### Exercise directions
Reproduce the full listing below unchanged, apart from the pictures.

(Records contained in a dataset)
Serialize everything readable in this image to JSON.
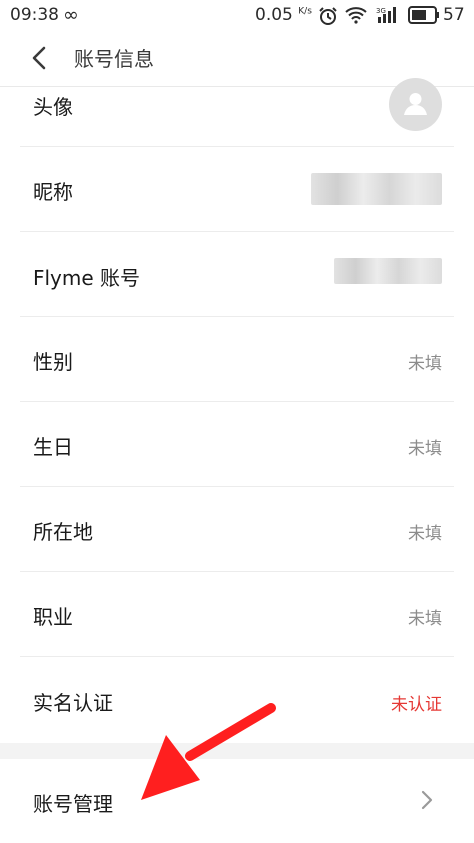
{
  "status_bar": {
    "time": "09:38",
    "infinity_glyph": "∞",
    "net_speed": "0.05",
    "net_unit": "K/s",
    "battery": "57",
    "icons": [
      "infinity-icon",
      "alarm-icon",
      "wifi-icon",
      "signal-3g-icon",
      "battery-icon"
    ]
  },
  "header": {
    "title": "账号信息",
    "back_icon": "chevron-left-icon"
  },
  "rows": [
    {
      "label": "头像",
      "value": ""
    },
    {
      "label": "昵称",
      "value": ""
    },
    {
      "label": "Flyme 账号",
      "value": ""
    },
    {
      "label": "性别",
      "value": "未填"
    },
    {
      "label": "生日",
      "value": "未填"
    },
    {
      "label": "所在地",
      "value": "未填"
    },
    {
      "label": "职业",
      "value": "未填"
    },
    {
      "label": "实名认证",
      "value": "未认证"
    }
  ],
  "account_manage": {
    "label": "账号管理",
    "chevron_icon": "chevron-right-icon"
  },
  "colors": {
    "accent_red": "#e53935",
    "value_gray": "#8c8c8c",
    "annotation_arrow": "#ff1f1f"
  }
}
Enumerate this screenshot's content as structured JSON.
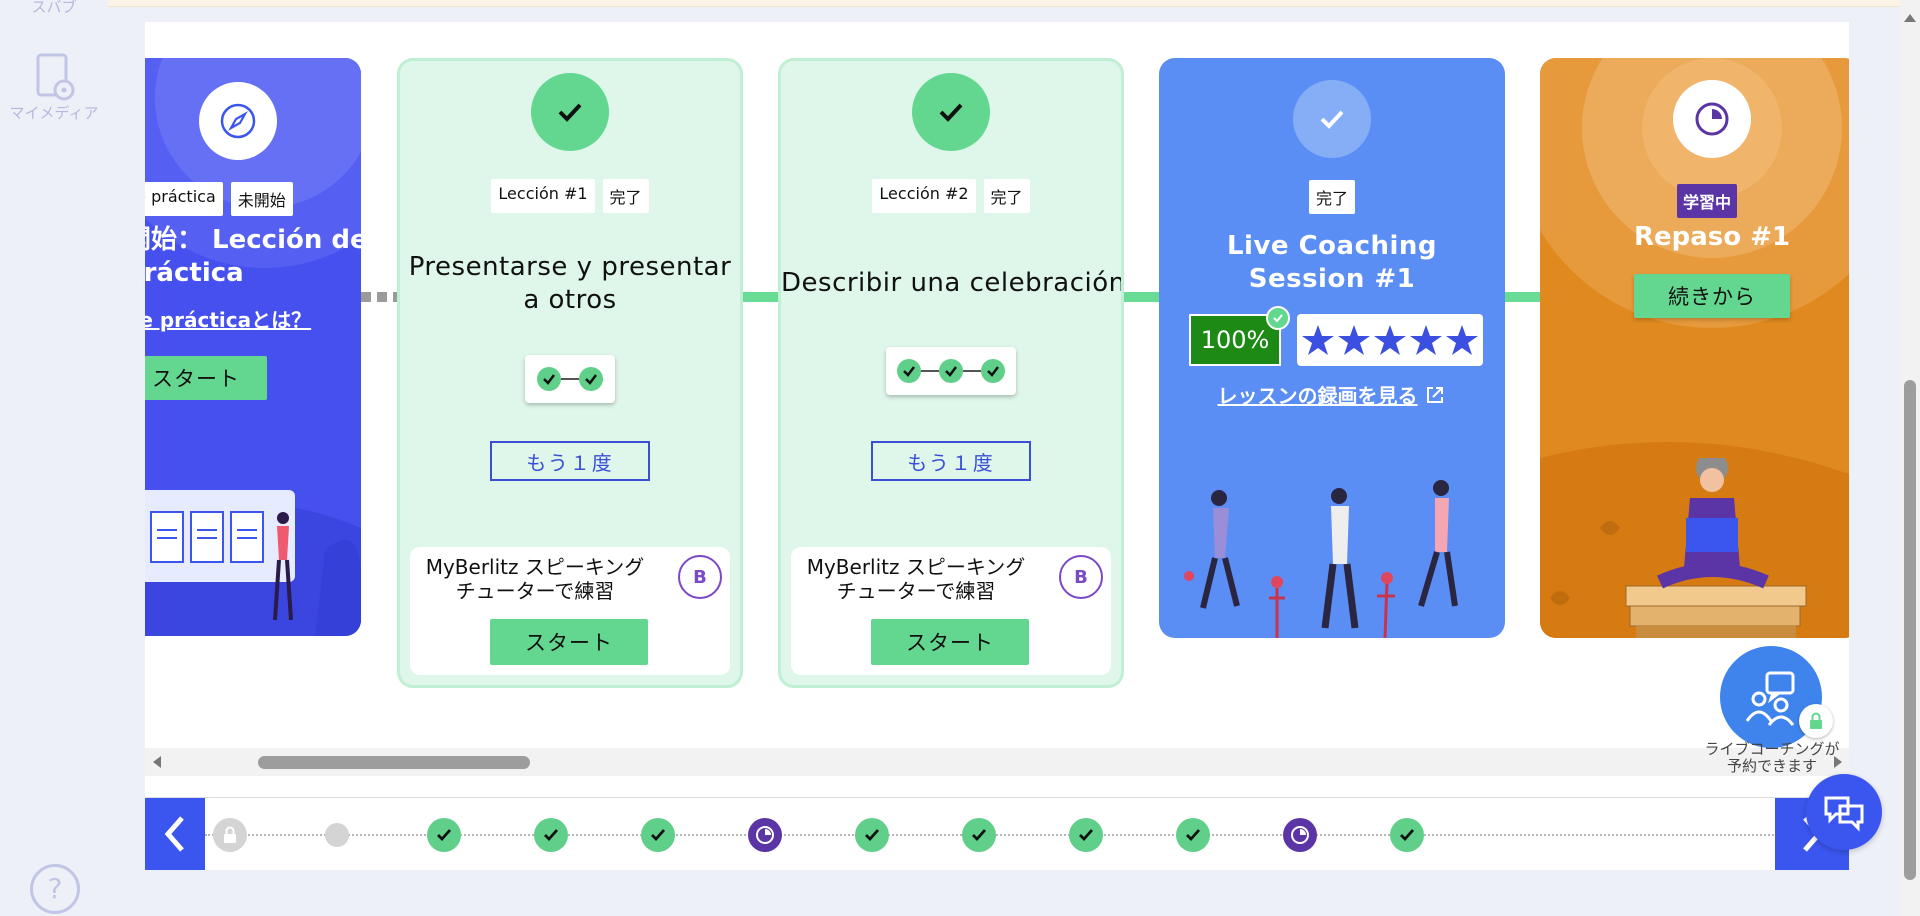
{
  "sidebar": {
    "items": [
      {
        "label": "スバブ"
      },
      {
        "label": "マイメディア"
      }
    ],
    "help_symbol": "?"
  },
  "cards": [
    {
      "id": "practice",
      "tag_type": "de práctica",
      "tag_status": "未開始",
      "title_line1": "開始： Lección de",
      "title_line2": "práctica",
      "link_prefix": "de práctica",
      "link_suffix": "とは？",
      "button": "スタート",
      "icon": "compass-icon"
    },
    {
      "id": "lesson1",
      "tag_type": "Lección #1",
      "tag_status": "完了",
      "title": "Presentarse y presentar a otros",
      "progress": "2 of 2 complete",
      "again": "もう１度",
      "tutor_text": "MyBerlitz スピーキングチューターで練習",
      "tutor_icon": "B",
      "tutor_button": "スタート"
    },
    {
      "id": "lesson2",
      "tag_type": "Lección #2",
      "tag_status": "完了",
      "title": "Describir una celebración",
      "progress": "3 of 3 complete",
      "again": "もう１度",
      "tutor_text": "MyBerlitz スピーキングチューターで練習",
      "tutor_icon": "B",
      "tutor_button": "スタート"
    },
    {
      "id": "coaching",
      "tag_status": "完了",
      "title": "Live Coaching Session #1",
      "score": "100%",
      "stars": 5,
      "link": "レッスンの録画を見る"
    },
    {
      "id": "review",
      "tag_status": "学習中",
      "title": "Repaso #1",
      "button": "続きから"
    }
  ],
  "timeline": [
    {
      "state": "locked"
    },
    {
      "state": "pending"
    },
    {
      "state": "done"
    },
    {
      "state": "done"
    },
    {
      "state": "done"
    },
    {
      "state": "in-progress"
    },
    {
      "state": "done"
    },
    {
      "state": "done"
    },
    {
      "state": "done"
    },
    {
      "state": "done"
    },
    {
      "state": "in-progress"
    },
    {
      "state": "done"
    }
  ],
  "floating": {
    "coach_caption": "ライブコーチングが予約できます"
  },
  "colors": {
    "primary_blue": "#3b56ef",
    "green": "#63d78f",
    "purple": "#5b34a6",
    "coaching_blue": "#5b8ef5",
    "review_orange": "#e0891f"
  }
}
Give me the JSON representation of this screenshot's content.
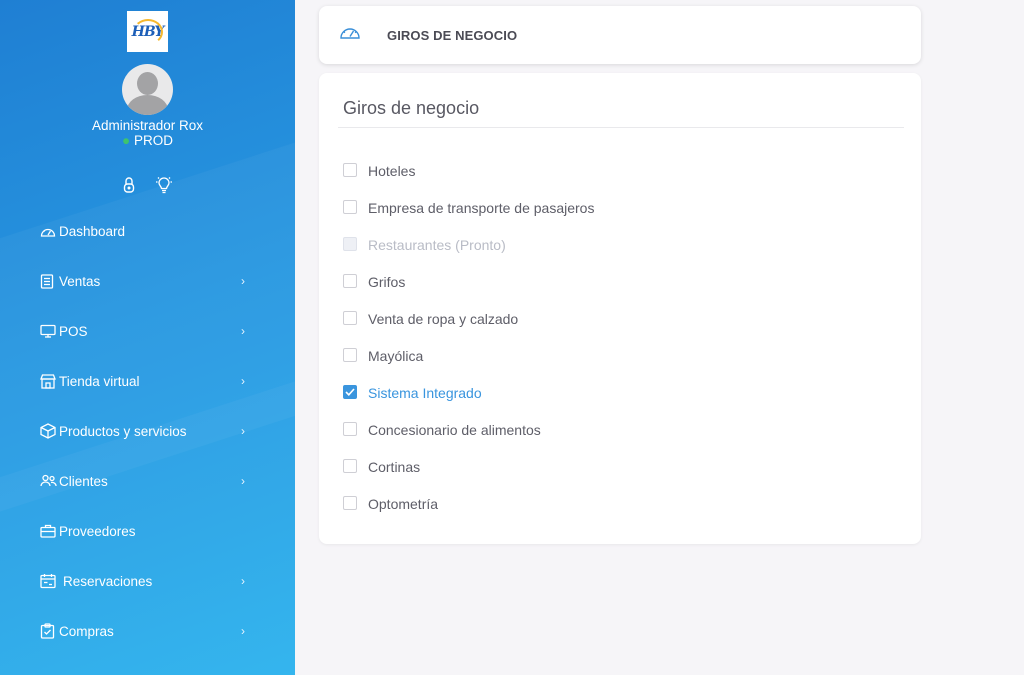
{
  "sidebar": {
    "logo_text": "HBY",
    "user": {
      "name": "Administrador Rox",
      "env_prefix": "●",
      "env": "PROD"
    },
    "tools": [
      {
        "icon": "lock-icon"
      },
      {
        "icon": "lightbulb-icon"
      }
    ],
    "menu": [
      {
        "label": "Dashboard",
        "icon": "dashboard-icon",
        "has_children": false
      },
      {
        "label": "Ventas",
        "icon": "receipt-icon",
        "has_children": true
      },
      {
        "label": "POS",
        "icon": "monitor-icon",
        "has_children": true
      },
      {
        "label": "Tienda virtual",
        "icon": "store-icon",
        "has_children": true
      },
      {
        "label": "Productos y servicios",
        "icon": "box-icon",
        "has_children": true
      },
      {
        "label": "Clientes",
        "icon": "users-icon",
        "has_children": true
      },
      {
        "label": "Proveedores",
        "icon": "briefcase-icon",
        "has_children": false
      },
      {
        "label": "Reservaciones",
        "icon": "calendar-icon",
        "has_children": true
      },
      {
        "label": "Compras",
        "icon": "clipboard-check-icon",
        "has_children": true
      }
    ],
    "chevron": "›"
  },
  "header": {
    "icon": "speedometer-icon",
    "title": "GIROS DE NEGOCIO"
  },
  "content": {
    "title": "Giros de negocio",
    "options": [
      {
        "label": "Hoteles",
        "checked": false,
        "disabled": false
      },
      {
        "label": "Empresa de transporte de pasajeros",
        "checked": false,
        "disabled": false
      },
      {
        "label": "Restaurantes (Pronto)",
        "checked": false,
        "disabled": true
      },
      {
        "label": "Grifos",
        "checked": false,
        "disabled": false
      },
      {
        "label": "Venta de ropa y calzado",
        "checked": false,
        "disabled": false
      },
      {
        "label": "Mayólica",
        "checked": false,
        "disabled": false
      },
      {
        "label": "Sistema Integrado",
        "checked": true,
        "disabled": false
      },
      {
        "label": "Concesionario de alimentos",
        "checked": false,
        "disabled": false
      },
      {
        "label": "Cortinas",
        "checked": false,
        "disabled": false
      },
      {
        "label": "Optometría",
        "checked": false,
        "disabled": false
      }
    ]
  },
  "colors": {
    "sidebar_top": "#1f7fd3",
    "sidebar_bottom": "#2cb2ee",
    "accent": "#3a95de",
    "env_dot": "#3ec46d"
  }
}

### Problem solution
Serialize everything readable in this image to JSON.
{
  "status_bar": {
    "time": "09:38",
    "infinity_glyph": "∞",
    "net_speed": "0.05",
    "net_unit": "K/s",
    "battery": "57",
    "icons": [
      "infinity-icon",
      "alarm-icon",
      "wifi-icon",
      "signal-3g-icon",
      "battery-icon"
    ]
  },
  "header": {
    "title": "账号信息",
    "back_icon": "chevron-left-icon"
  },
  "rows": [
    {
      "label": "头像",
      "value": ""
    },
    {
      "label": "昵称",
      "value": ""
    },
    {
      "label": "Flyme 账号",
      "value": ""
    },
    {
      "label": "性别",
      "value": "未填"
    },
    {
      "label": "生日",
      "value": "未填"
    },
    {
      "label": "所在地",
      "value": "未填"
    },
    {
      "label": "职业",
      "value": "未填"
    },
    {
      "label": "实名认证",
      "value": "未认证"
    }
  ],
  "account_manage": {
    "label": "账号管理",
    "chevron_icon": "chevron-right-icon"
  },
  "colors": {
    "accent_red": "#e53935",
    "value_gray": "#8c8c8c",
    "annotation_arrow": "#ff1f1f"
  }
}
Enumerate this screenshot's content as structured JSON.
{
  "sidebar": {
    "items": [
      {
        "label": "スバブ"
      },
      {
        "label": "マイメディア"
      }
    ],
    "help_symbol": "?"
  },
  "cards": [
    {
      "id": "practice",
      "tag_type": "de práctica",
      "tag_status": "未開始",
      "title_line1": "開始： Lección de",
      "title_line2": "práctica",
      "link_prefix": "de práctica",
      "link_suffix": "とは？",
      "button": "スタート",
      "icon": "compass-icon"
    },
    {
      "id": "lesson1",
      "tag_type": "Lección #1",
      "tag_status": "完了",
      "title": "Presentarse y presentar a otros",
      "progress": "2 of 2 complete",
      "again": "もう１度",
      "tutor_text": "MyBerlitz スピーキングチューターで練習",
      "tutor_icon": "B",
      "tutor_button": "スタート"
    },
    {
      "id": "lesson2",
      "tag_type": "Lección #2",
      "tag_status": "完了",
      "title": "Describir una celebración",
      "progress": "3 of 3 complete",
      "again": "もう１度",
      "tutor_text": "MyBerlitz スピーキングチューターで練習",
      "tutor_icon": "B",
      "tutor_button": "スタート"
    },
    {
      "id": "coaching",
      "tag_status": "完了",
      "title": "Live Coaching Session #1",
      "score": "100%",
      "stars": 5,
      "link": "レッスンの録画を見る"
    },
    {
      "id": "review",
      "tag_status": "学習中",
      "title": "Repaso #1",
      "button": "続きから"
    }
  ],
  "timeline": [
    {
      "state": "locked"
    },
    {
      "state": "pending"
    },
    {
      "state": "done"
    },
    {
      "state": "done"
    },
    {
      "state": "done"
    },
    {
      "state": "in-progress"
    },
    {
      "state": "done"
    },
    {
      "state": "done"
    },
    {
      "state": "done"
    },
    {
      "state": "done"
    },
    {
      "state": "in-progress"
    },
    {
      "state": "done"
    }
  ],
  "floating": {
    "coach_caption": "ライブコーチングが予約できます"
  },
  "colors": {
    "primary_blue": "#3b56ef",
    "green": "#63d78f",
    "purple": "#5b34a6",
    "coaching_blue": "#5b8ef5",
    "review_orange": "#e0891f"
  }
}
Give me the JSON representation of this screenshot's content.
{
  "sidebar": {
    "logo_text": "HBY",
    "user": {
      "name": "Administrador Rox",
      "env_prefix": "●",
      "env": "PROD"
    },
    "tools": [
      {
        "icon": "lock-icon"
      },
      {
        "icon": "lightbulb-icon"
      }
    ],
    "menu": [
      {
        "label": "Dashboard",
        "icon": "dashboard-icon",
        "has_children": false
      },
      {
        "label": "Ventas",
        "icon": "receipt-icon",
        "has_children": true
      },
      {
        "label": "POS",
        "icon": "monitor-icon",
        "has_children": true
      },
      {
        "label": "Tienda virtual",
        "icon": "store-icon",
        "has_children": true
      },
      {
        "label": "Productos y servicios",
        "icon": "box-icon",
        "has_children": true
      },
      {
        "label": "Clientes",
        "icon": "users-icon",
        "has_children": true
      },
      {
        "label": "Proveedores",
        "icon": "briefcase-icon",
        "has_children": false
      },
      {
        "label": "Reservaciones",
        "icon": "calendar-icon",
        "has_children": true
      },
      {
        "label": "Compras",
        "icon": "clipboard-check-icon",
        "has_children": true
      }
    ],
    "chevron": "›"
  },
  "header": {
    "icon": "speedometer-icon",
    "title": "GIROS DE NEGOCIO"
  },
  "content": {
    "title": "Giros de negocio",
    "options": [
      {
        "label": "Hoteles",
        "checked": false,
        "disabled": false
      },
      {
        "label": "Empresa de transporte de pasajeros",
        "checked": false,
        "disabled": false
      },
      {
        "label": "Restaurantes (Pronto)",
        "checked": false,
        "disabled": true
      },
      {
        "label": "Grifos",
        "checked": false,
        "disabled": false
      },
      {
        "label": "Venta de ropa y calzado",
        "checked": false,
        "disabled": false
      },
      {
        "label": "Mayólica",
        "checked": false,
        "disabled": false
      },
      {
        "label": "Sistema Integrado",
        "checked": true,
        "disabled": false
      },
      {
        "label": "Concesionario de alimentos",
        "checked": false,
        "disabled": false
      },
      {
        "label": "Cortinas",
        "checked": false,
        "disabled": false
      },
      {
        "label": "Optometría",
        "checked": false,
        "disabled": false
      }
    ]
  },
  "colors": {
    "sidebar_top": "#1f7fd3",
    "sidebar_bottom": "#2cb2ee",
    "accent": "#3a95de",
    "env_dot": "#3ec46d"
  }
}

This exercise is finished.